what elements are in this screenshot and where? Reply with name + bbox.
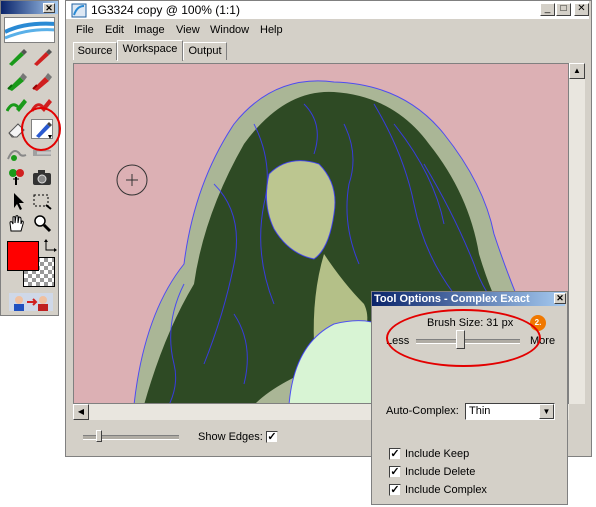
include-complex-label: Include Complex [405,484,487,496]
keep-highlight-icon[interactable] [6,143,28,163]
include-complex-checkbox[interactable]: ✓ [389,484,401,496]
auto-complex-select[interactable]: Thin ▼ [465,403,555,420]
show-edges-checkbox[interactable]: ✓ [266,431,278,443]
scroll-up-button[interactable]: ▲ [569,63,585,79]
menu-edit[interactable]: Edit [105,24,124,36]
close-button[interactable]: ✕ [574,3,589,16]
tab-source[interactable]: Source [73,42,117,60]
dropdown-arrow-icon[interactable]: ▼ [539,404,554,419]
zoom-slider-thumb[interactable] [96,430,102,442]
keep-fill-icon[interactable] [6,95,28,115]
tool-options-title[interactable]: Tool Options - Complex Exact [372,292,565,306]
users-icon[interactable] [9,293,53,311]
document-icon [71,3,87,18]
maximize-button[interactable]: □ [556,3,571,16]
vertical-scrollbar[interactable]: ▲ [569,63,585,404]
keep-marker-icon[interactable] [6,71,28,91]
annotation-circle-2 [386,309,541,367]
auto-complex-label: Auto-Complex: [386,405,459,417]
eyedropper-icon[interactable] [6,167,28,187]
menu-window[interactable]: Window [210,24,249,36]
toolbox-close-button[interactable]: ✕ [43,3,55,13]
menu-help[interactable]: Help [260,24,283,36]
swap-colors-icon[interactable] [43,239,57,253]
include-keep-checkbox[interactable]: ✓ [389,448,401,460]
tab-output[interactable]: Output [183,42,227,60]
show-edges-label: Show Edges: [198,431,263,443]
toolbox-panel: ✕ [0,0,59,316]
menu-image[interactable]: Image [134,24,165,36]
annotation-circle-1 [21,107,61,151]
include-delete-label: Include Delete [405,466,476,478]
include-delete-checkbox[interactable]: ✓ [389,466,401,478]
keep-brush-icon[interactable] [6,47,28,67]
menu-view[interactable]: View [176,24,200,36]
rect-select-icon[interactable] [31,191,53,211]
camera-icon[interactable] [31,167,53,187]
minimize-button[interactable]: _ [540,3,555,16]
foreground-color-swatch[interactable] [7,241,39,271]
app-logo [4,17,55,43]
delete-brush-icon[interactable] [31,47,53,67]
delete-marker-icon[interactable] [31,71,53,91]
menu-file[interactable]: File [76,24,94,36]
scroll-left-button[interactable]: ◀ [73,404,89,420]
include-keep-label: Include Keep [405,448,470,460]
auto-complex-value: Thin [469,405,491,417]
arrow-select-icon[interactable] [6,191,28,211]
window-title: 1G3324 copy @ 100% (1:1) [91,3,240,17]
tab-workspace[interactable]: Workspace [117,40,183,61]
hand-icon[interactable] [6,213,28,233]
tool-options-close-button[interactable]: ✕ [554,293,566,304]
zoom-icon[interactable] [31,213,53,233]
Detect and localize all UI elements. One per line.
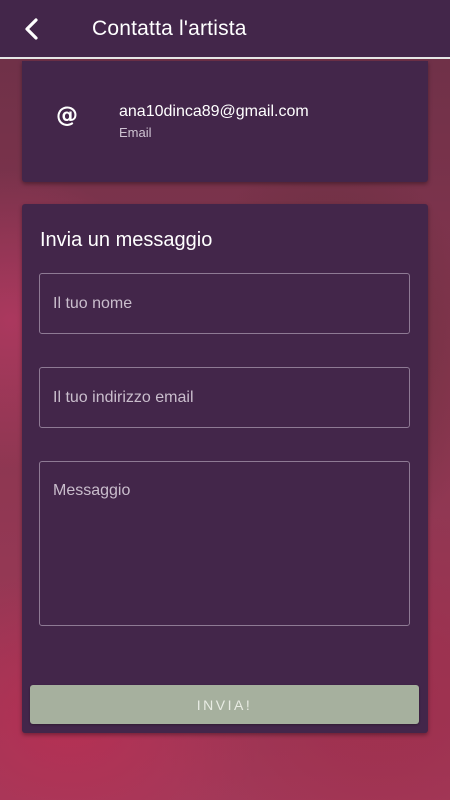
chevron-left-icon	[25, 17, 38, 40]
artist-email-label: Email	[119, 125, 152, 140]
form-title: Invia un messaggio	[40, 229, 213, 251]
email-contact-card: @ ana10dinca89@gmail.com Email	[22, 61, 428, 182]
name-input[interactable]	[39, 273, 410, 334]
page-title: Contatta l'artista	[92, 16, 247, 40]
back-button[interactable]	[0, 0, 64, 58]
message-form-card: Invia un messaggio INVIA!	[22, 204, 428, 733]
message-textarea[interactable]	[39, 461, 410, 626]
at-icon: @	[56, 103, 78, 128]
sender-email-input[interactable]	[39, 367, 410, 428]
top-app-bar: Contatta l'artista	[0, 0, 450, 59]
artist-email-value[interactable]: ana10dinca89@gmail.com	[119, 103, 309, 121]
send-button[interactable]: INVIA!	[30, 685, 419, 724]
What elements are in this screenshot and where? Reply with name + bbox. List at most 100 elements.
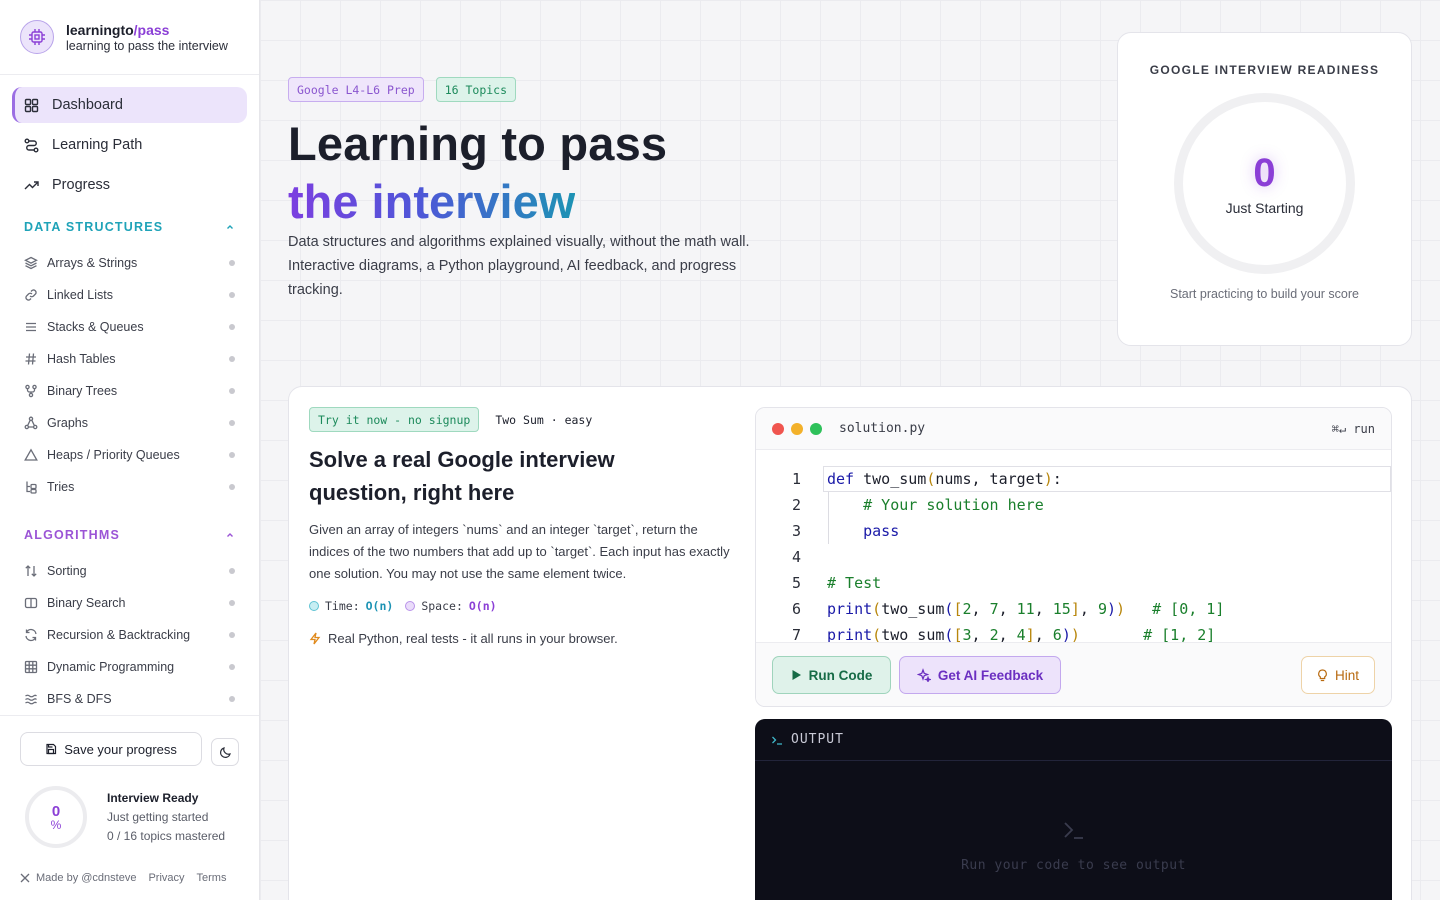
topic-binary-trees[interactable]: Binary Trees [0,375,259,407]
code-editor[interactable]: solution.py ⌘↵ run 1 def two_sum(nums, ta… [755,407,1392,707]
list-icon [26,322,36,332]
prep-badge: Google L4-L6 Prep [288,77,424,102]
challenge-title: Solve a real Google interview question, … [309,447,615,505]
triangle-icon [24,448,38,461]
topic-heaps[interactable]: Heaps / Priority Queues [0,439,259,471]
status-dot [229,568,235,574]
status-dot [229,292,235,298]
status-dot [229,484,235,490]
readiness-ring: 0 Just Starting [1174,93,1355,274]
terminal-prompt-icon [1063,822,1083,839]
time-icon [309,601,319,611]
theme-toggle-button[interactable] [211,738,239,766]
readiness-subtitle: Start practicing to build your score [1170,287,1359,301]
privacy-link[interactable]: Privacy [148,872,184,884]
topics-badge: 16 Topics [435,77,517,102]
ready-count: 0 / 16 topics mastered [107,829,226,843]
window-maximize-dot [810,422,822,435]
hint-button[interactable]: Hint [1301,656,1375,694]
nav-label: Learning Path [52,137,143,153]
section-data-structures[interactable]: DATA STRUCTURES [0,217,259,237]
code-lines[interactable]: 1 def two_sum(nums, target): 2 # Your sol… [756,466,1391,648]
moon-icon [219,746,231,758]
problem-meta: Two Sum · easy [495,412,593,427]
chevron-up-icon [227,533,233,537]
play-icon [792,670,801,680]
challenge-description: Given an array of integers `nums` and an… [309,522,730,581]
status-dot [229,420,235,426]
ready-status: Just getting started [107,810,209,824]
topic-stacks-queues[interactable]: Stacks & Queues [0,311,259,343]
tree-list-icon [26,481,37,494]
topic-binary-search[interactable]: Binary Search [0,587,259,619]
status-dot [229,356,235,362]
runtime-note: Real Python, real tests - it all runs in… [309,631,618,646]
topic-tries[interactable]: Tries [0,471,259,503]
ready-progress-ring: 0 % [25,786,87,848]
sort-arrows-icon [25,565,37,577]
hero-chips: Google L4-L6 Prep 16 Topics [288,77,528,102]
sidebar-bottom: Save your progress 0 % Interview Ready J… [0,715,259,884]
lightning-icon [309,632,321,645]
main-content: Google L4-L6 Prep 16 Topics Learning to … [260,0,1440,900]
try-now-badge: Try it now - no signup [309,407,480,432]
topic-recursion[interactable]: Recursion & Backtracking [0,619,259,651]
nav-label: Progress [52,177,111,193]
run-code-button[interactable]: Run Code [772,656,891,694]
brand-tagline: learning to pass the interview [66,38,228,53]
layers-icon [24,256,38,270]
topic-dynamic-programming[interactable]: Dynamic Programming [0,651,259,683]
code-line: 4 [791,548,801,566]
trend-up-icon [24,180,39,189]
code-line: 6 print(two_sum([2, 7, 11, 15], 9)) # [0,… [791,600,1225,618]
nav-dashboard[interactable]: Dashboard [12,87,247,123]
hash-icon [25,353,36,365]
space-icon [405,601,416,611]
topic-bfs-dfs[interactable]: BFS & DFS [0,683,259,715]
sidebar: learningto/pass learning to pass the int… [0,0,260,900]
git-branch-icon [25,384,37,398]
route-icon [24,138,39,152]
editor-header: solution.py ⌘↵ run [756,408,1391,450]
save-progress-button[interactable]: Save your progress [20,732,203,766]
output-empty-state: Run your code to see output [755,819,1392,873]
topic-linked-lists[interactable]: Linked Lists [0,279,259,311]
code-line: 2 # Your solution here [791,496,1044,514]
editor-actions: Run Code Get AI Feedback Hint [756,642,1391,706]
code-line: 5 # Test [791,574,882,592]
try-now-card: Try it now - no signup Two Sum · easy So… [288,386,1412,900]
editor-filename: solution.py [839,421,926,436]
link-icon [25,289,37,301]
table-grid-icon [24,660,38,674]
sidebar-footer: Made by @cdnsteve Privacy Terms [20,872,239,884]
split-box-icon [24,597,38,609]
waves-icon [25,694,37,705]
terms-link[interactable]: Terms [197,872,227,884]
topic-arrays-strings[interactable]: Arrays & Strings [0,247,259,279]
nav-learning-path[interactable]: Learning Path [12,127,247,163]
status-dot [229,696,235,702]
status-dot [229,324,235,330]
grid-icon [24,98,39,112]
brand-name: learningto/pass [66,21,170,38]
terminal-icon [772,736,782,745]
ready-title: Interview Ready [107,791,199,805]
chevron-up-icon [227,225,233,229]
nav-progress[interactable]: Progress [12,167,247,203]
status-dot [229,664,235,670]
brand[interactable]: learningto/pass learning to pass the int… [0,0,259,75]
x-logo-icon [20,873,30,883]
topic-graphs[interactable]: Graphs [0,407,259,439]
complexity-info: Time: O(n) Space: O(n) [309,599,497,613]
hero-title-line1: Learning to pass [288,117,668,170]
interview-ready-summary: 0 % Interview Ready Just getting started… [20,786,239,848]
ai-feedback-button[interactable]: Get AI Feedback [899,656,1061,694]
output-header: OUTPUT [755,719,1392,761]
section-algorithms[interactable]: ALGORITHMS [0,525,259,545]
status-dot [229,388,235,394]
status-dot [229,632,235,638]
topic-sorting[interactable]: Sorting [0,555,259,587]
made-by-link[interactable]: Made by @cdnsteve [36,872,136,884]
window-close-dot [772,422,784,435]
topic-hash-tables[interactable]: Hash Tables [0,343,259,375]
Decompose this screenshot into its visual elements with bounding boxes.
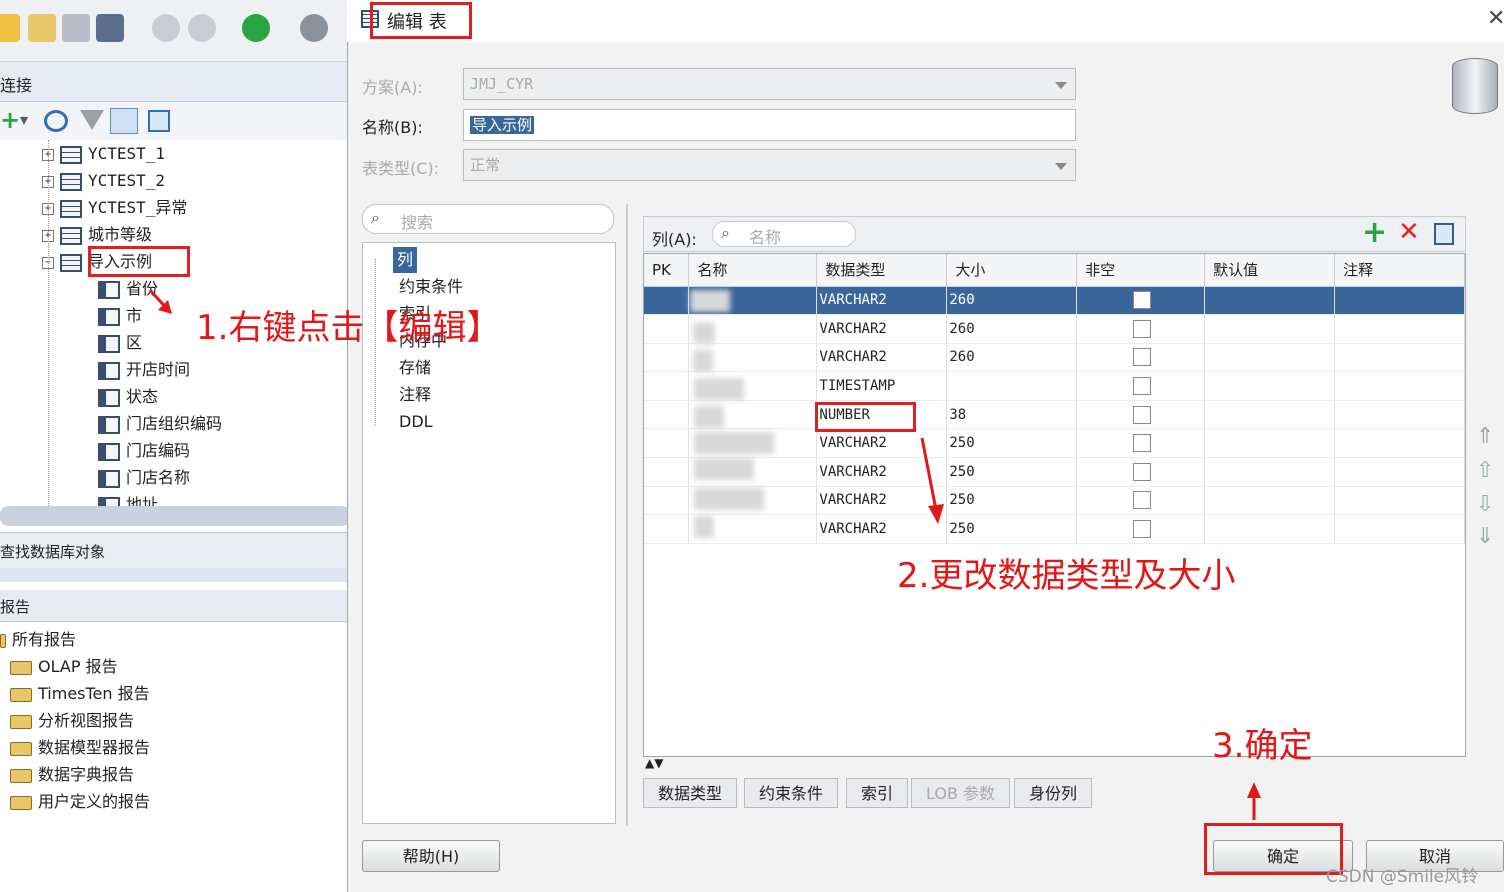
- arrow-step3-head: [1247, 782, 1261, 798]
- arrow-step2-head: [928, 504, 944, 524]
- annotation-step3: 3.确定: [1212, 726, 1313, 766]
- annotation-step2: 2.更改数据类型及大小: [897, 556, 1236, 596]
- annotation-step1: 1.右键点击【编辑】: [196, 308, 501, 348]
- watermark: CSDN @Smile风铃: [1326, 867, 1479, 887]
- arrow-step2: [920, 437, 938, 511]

------------------------

- _WRITTEN TASK_
Please print the rows starting at the line containing "- arrow-step3-head: [1247, 782, 1261, 798]" and ending at the last row, keeping each one exactly the same.

- _RESULT OF THE EXERCISE_
- arrow-step3-head: [1247, 782, 1261, 798]
- arrow-step2-head: [928, 504, 944, 524]
- annotation-step3: 3.确定: [1212, 726, 1313, 766]
- annotation-step2: 2.更改数据类型及大小: [897, 556, 1236, 596]
- annotation-step1: 1.右键点击【编辑】: [196, 308, 501, 348]
- watermark: CSDN @Smile风铃: [1326, 867, 1479, 887]
- arrow-step2: [920, 437, 938, 511]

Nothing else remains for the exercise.